> REQUIREMENT
How many of the lines below contain "календарных"? Answer with that number alone.

> DATASET EXTRACT
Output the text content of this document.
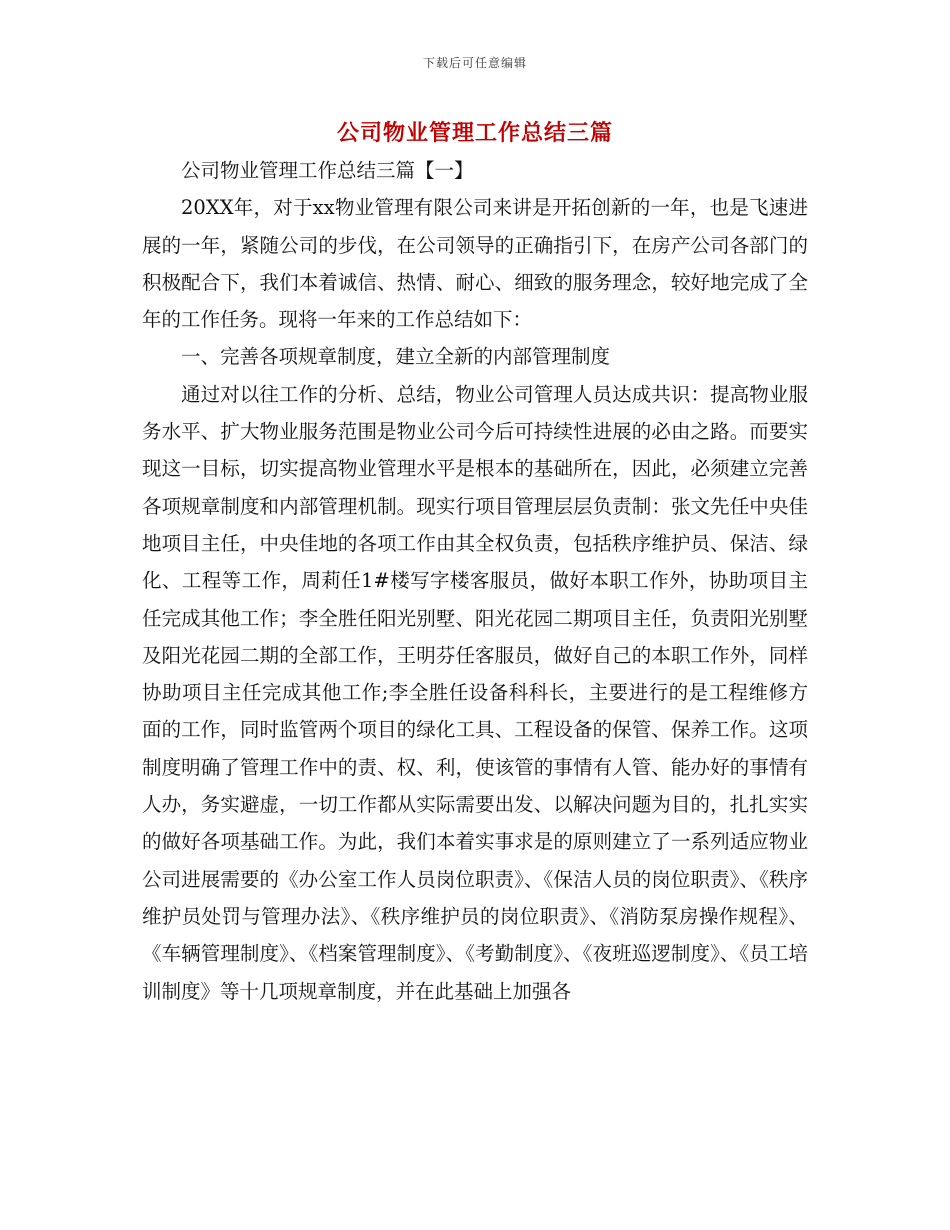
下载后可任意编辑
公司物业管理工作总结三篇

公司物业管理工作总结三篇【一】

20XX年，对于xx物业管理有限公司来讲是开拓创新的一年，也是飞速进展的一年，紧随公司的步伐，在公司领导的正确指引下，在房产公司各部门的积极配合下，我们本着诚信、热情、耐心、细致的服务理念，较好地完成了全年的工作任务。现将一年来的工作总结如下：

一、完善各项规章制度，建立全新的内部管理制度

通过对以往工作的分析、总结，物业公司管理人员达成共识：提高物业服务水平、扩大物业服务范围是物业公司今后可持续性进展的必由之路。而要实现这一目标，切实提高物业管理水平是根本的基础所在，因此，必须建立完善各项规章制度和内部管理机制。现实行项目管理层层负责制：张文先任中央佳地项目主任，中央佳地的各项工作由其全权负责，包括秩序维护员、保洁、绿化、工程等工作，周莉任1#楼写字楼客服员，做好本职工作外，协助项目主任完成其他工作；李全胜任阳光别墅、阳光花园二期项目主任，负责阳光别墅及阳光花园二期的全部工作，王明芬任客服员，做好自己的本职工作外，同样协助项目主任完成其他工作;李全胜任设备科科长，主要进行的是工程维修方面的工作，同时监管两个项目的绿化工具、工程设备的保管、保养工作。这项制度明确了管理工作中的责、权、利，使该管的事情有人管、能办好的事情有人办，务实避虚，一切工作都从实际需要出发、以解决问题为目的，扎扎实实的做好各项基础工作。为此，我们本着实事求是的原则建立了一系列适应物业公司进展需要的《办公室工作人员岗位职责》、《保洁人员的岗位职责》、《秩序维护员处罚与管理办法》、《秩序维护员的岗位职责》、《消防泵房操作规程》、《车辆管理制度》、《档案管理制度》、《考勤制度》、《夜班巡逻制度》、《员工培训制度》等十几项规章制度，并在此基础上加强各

--

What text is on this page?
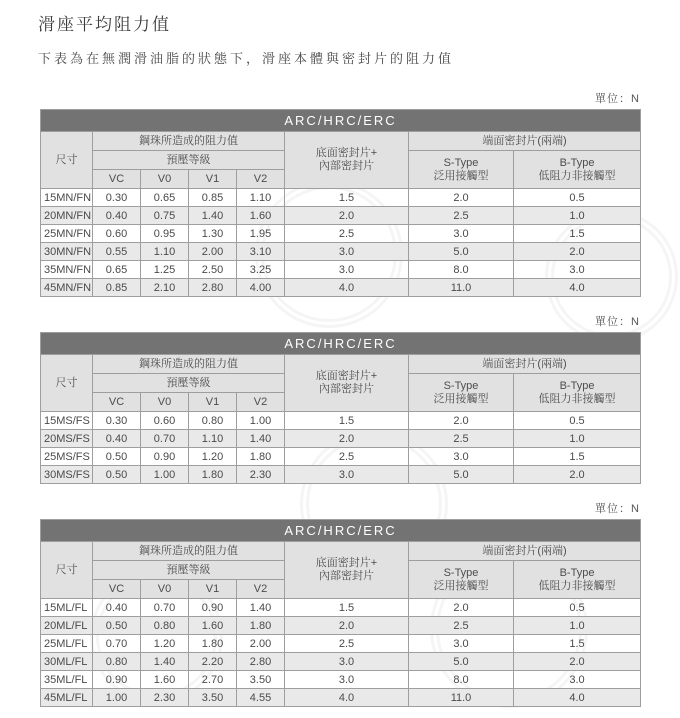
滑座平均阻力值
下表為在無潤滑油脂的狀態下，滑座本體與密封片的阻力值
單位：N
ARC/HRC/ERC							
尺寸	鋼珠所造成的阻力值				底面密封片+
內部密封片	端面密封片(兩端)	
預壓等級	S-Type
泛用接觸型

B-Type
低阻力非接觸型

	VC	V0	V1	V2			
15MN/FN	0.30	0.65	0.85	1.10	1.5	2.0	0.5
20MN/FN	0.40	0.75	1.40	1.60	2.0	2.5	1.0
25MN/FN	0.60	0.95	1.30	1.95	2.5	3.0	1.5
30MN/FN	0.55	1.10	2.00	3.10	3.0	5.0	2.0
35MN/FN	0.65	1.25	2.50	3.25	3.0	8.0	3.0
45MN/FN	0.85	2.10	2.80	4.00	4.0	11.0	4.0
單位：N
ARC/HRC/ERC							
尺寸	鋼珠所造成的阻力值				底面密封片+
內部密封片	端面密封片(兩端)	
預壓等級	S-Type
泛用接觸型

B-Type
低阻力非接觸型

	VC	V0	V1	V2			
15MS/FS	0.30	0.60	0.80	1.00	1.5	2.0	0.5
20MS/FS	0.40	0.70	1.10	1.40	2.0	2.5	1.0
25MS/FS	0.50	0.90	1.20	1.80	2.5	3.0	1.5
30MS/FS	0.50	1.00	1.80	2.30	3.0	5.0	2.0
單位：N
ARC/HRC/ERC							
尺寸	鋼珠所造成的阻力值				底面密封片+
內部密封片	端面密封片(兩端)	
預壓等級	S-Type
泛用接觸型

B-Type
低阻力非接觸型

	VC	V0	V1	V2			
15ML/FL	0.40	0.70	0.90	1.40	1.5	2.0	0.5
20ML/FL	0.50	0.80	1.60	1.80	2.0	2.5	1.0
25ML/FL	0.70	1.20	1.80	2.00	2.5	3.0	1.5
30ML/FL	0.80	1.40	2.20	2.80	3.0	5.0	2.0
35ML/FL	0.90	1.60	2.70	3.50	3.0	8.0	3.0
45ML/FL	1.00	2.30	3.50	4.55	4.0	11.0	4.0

==

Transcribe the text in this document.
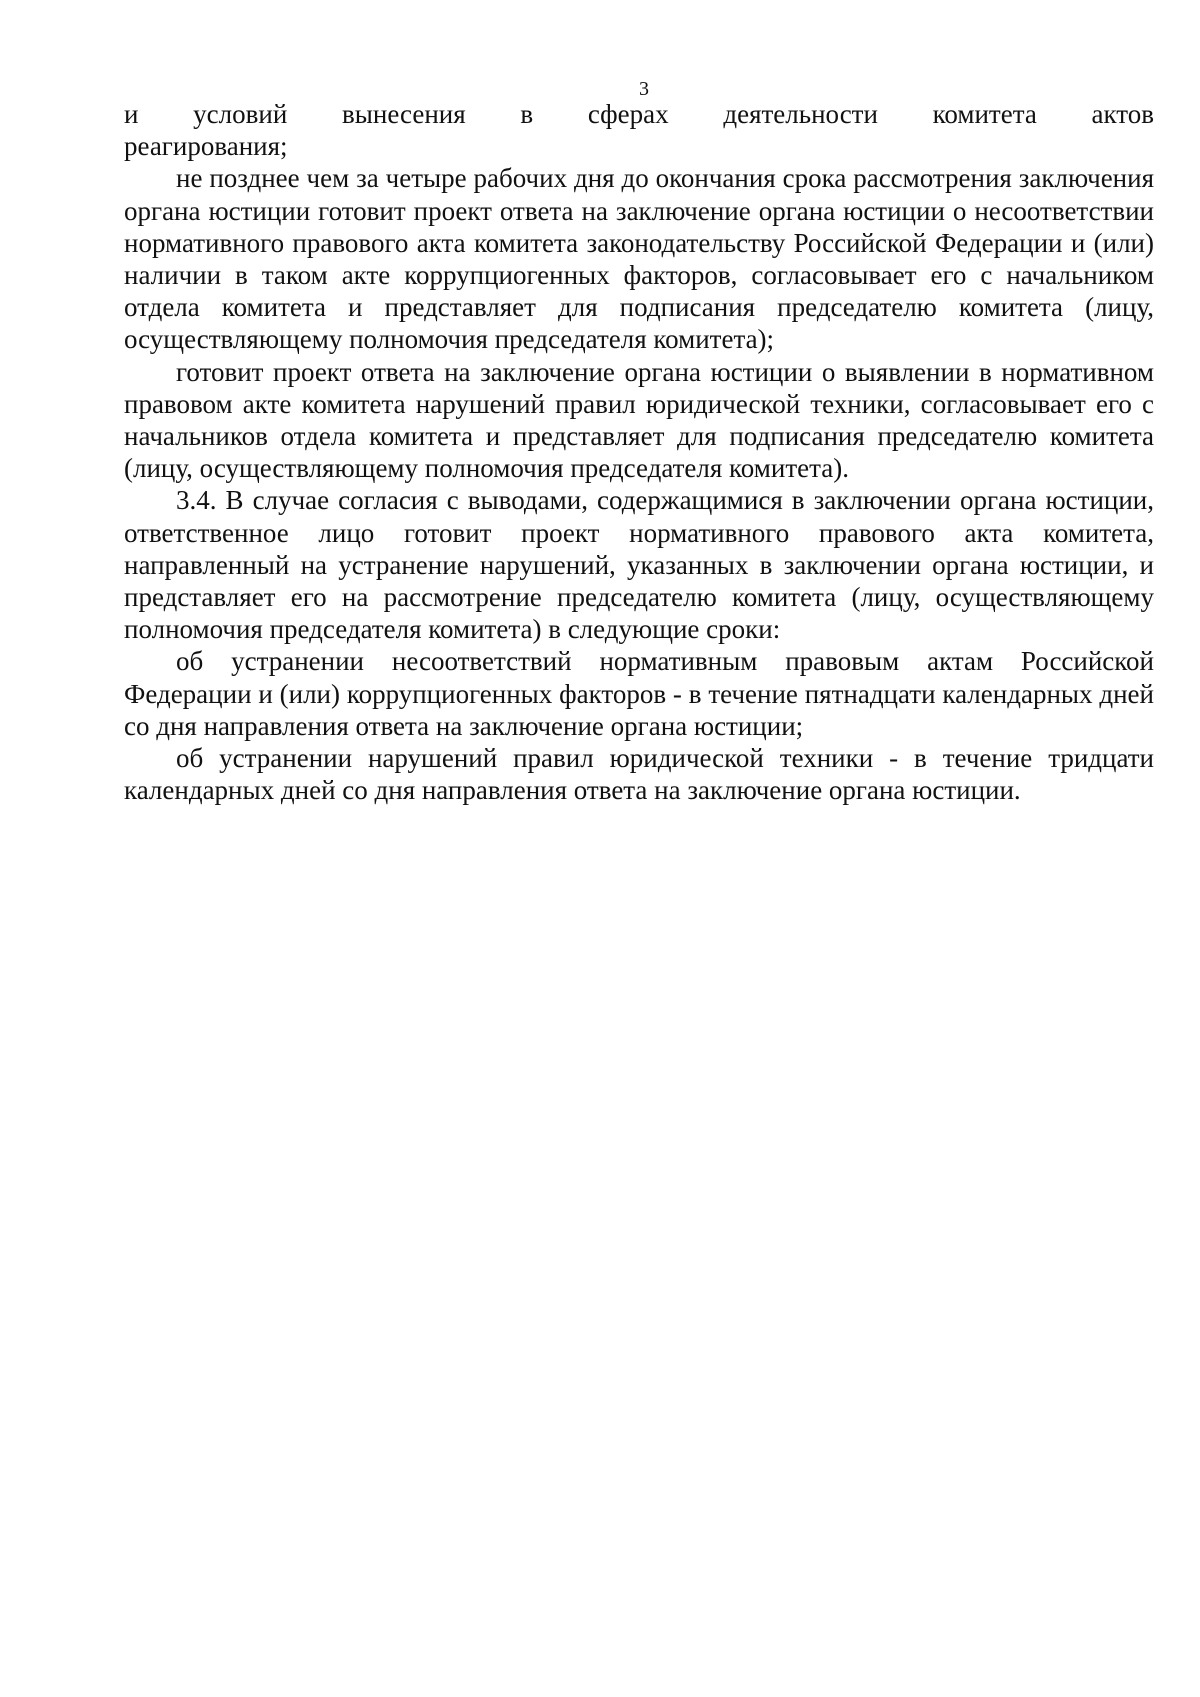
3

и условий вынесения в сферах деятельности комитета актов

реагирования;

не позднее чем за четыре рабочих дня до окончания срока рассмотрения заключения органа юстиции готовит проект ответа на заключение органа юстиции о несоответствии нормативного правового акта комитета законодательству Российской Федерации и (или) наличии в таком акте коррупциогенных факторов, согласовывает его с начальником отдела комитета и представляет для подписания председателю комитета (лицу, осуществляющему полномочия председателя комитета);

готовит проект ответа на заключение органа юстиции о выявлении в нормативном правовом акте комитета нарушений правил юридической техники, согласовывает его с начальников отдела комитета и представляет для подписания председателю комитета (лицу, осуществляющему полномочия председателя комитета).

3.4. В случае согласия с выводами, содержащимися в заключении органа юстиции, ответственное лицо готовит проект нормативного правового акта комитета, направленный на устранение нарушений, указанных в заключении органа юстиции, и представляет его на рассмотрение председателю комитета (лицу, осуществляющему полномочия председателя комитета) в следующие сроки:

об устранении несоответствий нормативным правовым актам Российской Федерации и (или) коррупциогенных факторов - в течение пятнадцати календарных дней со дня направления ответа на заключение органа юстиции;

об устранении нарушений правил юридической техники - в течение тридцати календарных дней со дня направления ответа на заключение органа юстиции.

> SOLVED EXERCISE
2